Given exercise: Determine the number of lines that contain the word "проверки", then state that number and nothing more.

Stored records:
****
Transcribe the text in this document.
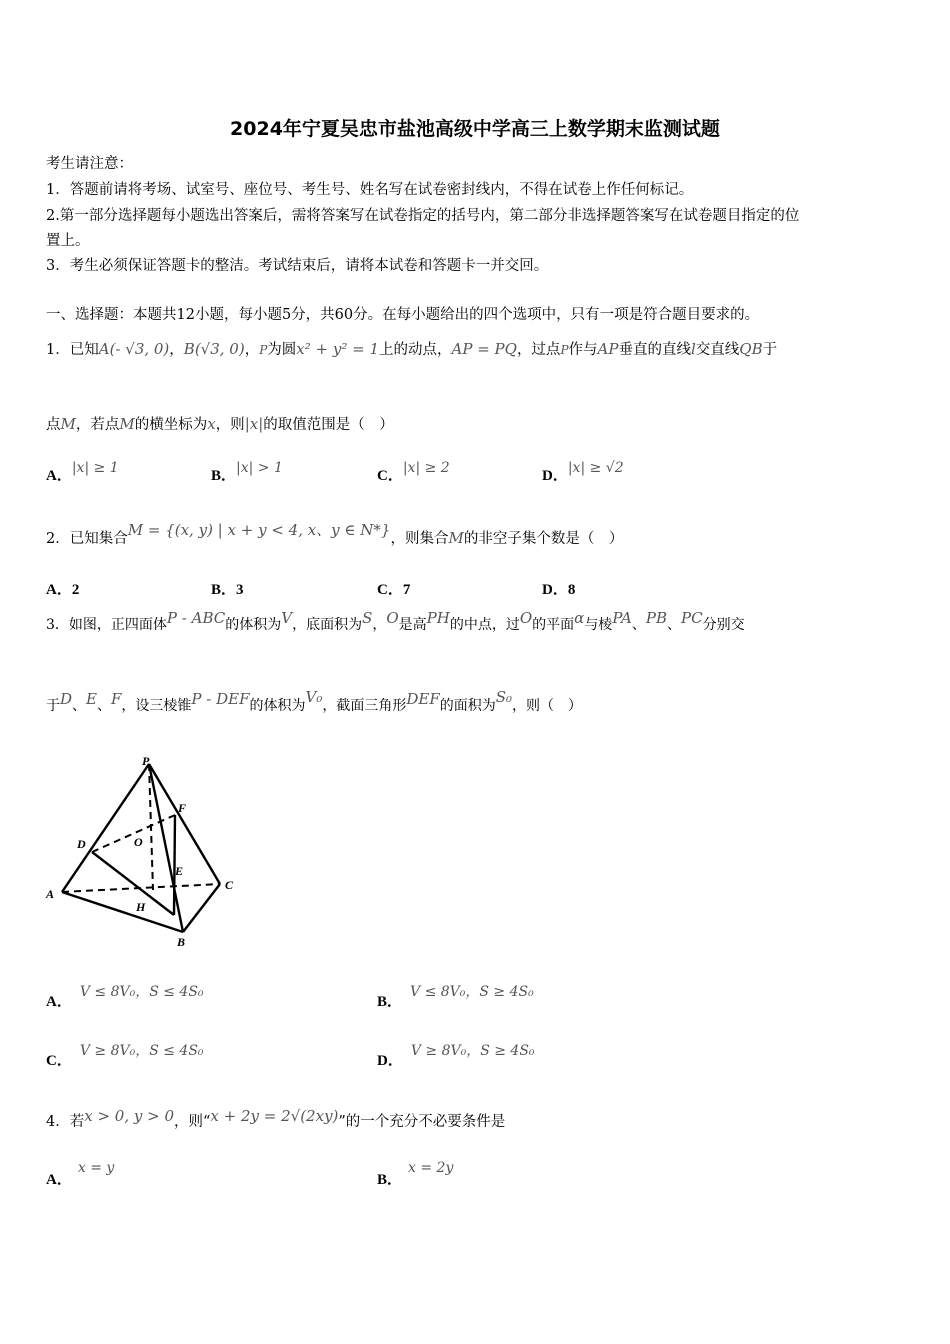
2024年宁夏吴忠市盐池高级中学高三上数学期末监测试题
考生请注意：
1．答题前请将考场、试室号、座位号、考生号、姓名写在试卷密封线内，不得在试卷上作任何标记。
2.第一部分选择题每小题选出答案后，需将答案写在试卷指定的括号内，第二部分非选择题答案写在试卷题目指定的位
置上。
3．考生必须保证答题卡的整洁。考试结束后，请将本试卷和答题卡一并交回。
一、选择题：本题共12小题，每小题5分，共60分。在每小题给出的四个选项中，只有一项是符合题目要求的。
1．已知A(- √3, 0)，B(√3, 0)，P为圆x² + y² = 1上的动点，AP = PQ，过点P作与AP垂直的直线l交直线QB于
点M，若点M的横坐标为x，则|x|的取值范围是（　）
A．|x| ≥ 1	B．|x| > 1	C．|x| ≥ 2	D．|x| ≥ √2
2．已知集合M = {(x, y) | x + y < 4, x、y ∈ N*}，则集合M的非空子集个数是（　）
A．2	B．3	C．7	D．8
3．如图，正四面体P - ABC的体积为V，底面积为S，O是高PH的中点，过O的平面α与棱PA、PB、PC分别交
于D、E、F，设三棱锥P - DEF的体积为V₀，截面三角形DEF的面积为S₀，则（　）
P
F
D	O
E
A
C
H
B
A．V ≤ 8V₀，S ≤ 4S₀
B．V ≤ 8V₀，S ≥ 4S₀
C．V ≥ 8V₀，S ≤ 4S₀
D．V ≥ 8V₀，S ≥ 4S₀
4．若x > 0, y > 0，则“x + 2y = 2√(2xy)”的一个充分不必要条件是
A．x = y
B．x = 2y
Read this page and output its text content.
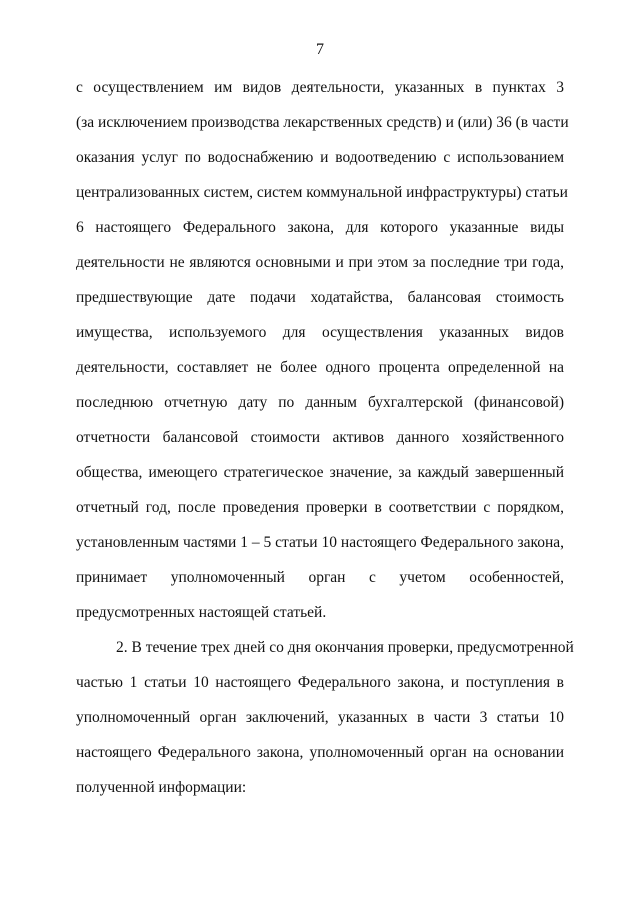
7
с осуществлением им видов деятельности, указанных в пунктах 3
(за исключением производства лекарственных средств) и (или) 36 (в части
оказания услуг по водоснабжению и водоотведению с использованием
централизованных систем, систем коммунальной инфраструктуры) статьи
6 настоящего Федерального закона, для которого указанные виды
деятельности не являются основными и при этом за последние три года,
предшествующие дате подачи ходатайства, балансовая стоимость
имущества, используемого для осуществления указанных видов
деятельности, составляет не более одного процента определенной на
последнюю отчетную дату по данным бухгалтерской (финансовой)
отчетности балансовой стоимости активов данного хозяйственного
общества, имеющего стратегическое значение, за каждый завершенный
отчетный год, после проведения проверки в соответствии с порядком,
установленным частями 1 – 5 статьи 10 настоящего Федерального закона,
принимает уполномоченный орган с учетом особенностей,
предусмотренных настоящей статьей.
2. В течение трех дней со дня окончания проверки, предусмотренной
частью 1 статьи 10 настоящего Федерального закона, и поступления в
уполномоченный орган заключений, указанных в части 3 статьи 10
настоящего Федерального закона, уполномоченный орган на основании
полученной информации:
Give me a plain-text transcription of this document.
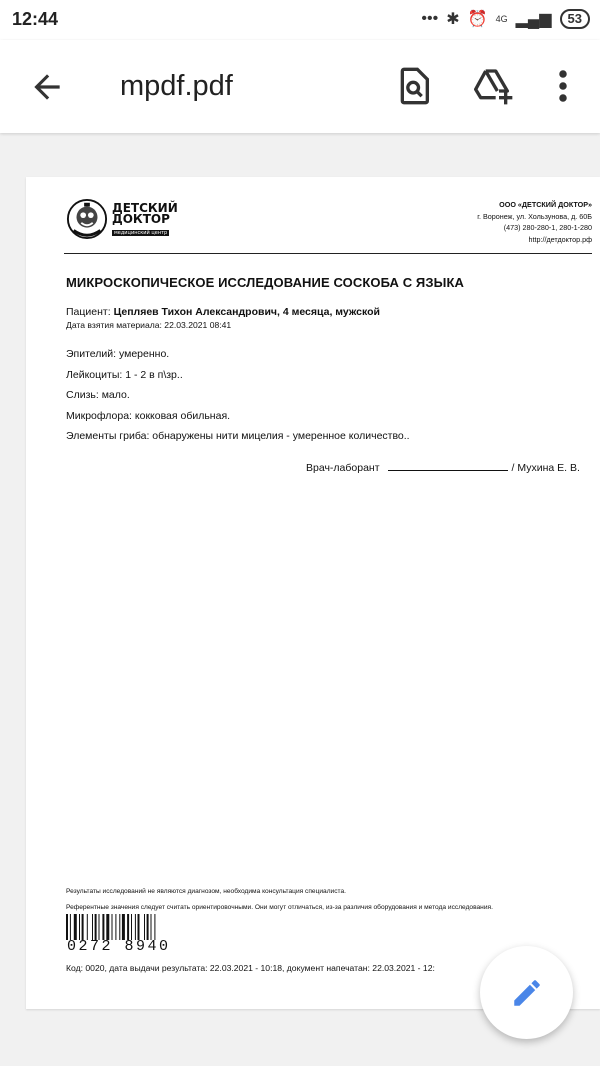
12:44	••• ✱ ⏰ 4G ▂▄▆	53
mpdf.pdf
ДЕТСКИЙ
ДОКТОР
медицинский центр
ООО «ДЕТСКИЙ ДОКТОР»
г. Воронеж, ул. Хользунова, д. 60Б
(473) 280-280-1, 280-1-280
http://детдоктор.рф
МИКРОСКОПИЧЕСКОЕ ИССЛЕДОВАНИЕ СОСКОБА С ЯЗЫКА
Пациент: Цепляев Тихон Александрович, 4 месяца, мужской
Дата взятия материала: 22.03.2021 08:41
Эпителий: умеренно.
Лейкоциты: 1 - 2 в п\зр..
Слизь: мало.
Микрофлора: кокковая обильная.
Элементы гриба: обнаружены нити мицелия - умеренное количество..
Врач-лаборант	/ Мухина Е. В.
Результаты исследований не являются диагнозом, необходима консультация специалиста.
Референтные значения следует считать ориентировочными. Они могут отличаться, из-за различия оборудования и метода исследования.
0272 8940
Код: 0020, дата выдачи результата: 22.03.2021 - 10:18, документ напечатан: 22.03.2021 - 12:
****
Solution: 2